- _Requirement_:
Copy out all lines of the records in which the word "icon" appears.

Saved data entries
▽

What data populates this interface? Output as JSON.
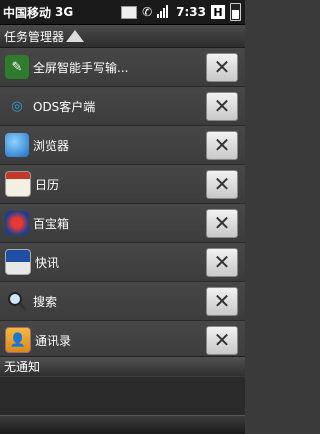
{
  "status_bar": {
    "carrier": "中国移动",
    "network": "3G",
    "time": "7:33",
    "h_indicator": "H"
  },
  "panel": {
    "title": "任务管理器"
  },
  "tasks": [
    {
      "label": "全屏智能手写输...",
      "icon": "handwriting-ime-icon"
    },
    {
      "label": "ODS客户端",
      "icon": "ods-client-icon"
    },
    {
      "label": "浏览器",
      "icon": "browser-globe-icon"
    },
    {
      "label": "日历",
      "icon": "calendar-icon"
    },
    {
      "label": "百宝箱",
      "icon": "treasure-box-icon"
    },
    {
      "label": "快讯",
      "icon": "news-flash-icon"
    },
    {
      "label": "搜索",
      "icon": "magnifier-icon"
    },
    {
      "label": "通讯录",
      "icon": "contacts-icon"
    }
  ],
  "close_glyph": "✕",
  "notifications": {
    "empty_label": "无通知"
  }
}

△

- _Finished answer_:
      "icon": "handwriting-ime-icon"
      "icon": "ods-client-icon"
      "icon": "browser-globe-icon"
      "icon": "calendar-icon"
      "icon": "treasure-box-icon"
      "icon": "news-flash-icon"
      "icon": "magnifier-icon"
      "icon": "contacts-icon"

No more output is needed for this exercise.